**Written request:** Return each line of the records holding the string "document".

**Extracted material:**
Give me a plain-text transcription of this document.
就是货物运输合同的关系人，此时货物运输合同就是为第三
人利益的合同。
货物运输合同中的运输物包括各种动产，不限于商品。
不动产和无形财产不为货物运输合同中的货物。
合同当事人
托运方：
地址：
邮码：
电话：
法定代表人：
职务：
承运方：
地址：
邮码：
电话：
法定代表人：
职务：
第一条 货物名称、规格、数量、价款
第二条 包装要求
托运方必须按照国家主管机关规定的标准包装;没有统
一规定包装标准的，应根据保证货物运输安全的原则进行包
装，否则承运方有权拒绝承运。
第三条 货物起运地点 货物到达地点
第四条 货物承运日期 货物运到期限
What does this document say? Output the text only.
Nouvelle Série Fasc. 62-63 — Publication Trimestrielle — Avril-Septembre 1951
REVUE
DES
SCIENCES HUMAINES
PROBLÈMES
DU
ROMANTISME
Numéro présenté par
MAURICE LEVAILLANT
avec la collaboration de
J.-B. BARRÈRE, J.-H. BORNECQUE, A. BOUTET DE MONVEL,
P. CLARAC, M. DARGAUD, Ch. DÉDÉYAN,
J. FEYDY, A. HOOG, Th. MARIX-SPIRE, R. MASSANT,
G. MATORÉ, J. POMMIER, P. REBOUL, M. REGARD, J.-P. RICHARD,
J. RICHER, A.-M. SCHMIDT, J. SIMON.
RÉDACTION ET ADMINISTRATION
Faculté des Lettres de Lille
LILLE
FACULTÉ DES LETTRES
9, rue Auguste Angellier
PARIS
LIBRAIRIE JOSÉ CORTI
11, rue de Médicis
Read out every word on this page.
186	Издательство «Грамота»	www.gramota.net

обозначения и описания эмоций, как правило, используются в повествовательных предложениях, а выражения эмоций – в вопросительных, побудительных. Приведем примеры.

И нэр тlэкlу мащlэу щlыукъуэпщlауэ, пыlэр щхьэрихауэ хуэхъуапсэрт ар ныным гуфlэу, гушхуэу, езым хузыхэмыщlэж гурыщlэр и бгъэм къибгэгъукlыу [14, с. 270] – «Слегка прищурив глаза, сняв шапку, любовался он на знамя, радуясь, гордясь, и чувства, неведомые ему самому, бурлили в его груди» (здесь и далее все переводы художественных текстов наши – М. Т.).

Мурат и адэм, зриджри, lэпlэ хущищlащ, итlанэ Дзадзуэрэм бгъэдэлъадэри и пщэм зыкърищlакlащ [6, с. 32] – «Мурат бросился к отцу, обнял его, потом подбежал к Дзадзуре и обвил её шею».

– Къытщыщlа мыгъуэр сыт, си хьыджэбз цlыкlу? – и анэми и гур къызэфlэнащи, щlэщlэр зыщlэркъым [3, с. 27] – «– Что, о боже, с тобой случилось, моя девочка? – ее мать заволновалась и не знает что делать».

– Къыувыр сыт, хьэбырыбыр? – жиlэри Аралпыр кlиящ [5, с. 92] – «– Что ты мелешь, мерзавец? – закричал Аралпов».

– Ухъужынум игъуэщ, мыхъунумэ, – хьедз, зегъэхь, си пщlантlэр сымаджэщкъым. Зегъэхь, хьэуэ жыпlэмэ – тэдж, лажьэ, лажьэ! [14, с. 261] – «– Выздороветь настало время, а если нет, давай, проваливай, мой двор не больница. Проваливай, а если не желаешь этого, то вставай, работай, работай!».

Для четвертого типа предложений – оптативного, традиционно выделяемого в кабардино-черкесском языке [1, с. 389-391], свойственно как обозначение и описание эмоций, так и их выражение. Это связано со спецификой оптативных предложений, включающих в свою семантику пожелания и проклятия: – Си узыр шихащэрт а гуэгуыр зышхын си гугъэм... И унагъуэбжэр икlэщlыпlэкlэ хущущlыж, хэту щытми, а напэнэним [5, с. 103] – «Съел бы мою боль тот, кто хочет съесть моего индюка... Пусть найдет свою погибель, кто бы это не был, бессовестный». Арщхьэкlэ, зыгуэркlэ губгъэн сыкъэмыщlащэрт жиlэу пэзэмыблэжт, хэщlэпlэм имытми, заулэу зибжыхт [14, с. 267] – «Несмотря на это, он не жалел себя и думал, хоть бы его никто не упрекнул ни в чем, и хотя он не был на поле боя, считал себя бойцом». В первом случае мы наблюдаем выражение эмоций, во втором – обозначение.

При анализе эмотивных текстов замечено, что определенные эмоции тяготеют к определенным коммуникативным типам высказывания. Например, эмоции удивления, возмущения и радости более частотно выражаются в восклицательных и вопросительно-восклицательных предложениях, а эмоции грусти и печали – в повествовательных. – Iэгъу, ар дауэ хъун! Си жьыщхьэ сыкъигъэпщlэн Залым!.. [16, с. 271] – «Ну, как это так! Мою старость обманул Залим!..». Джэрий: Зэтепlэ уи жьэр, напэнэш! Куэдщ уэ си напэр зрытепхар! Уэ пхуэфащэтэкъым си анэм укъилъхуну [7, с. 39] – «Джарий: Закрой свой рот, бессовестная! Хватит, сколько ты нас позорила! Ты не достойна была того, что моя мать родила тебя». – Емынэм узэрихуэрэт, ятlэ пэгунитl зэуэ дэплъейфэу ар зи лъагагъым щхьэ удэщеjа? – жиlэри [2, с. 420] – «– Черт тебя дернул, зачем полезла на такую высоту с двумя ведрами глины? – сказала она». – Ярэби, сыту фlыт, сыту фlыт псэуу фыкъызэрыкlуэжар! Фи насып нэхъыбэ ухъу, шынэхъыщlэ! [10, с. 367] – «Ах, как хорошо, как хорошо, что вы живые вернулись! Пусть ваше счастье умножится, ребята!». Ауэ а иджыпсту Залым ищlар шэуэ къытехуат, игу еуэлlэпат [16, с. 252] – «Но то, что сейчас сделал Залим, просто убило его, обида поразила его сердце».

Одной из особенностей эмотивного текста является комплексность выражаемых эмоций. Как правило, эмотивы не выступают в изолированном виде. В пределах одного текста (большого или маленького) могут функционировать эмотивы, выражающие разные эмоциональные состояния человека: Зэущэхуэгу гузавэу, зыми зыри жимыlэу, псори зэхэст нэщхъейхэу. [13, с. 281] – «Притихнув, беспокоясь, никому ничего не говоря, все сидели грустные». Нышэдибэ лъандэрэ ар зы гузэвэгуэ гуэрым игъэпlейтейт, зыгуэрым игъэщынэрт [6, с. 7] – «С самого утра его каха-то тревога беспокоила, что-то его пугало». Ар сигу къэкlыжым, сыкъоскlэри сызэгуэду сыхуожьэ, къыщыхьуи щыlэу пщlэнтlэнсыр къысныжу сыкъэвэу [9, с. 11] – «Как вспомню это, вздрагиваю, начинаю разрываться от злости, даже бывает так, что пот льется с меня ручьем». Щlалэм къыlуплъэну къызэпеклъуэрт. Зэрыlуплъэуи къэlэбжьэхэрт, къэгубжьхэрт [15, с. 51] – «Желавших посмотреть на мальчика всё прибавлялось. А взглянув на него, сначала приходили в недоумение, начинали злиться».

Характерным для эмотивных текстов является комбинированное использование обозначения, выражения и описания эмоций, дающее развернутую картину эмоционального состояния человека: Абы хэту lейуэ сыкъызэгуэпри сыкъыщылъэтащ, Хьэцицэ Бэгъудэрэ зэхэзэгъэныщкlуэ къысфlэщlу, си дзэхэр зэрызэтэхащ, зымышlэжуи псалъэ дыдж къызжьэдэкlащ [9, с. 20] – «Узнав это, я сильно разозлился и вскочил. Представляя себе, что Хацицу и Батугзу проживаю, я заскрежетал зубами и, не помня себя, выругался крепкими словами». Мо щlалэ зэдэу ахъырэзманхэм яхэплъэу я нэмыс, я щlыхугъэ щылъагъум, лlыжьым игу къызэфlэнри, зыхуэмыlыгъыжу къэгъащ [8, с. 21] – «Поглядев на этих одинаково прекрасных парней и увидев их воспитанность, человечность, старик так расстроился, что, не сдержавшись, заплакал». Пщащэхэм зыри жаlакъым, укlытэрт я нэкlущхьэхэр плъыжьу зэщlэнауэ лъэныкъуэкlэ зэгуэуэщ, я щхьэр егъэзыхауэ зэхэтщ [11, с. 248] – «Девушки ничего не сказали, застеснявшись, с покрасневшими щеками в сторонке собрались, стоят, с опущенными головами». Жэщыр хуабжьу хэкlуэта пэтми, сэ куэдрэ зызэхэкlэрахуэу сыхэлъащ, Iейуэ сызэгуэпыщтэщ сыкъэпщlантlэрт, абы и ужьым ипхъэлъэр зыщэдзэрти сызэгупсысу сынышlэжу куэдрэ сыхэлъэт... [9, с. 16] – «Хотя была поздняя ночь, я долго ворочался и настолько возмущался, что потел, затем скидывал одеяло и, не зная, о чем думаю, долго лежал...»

**Expected output:**
Give me a plain-text transcription of this document.
What does this document say? Output the text only.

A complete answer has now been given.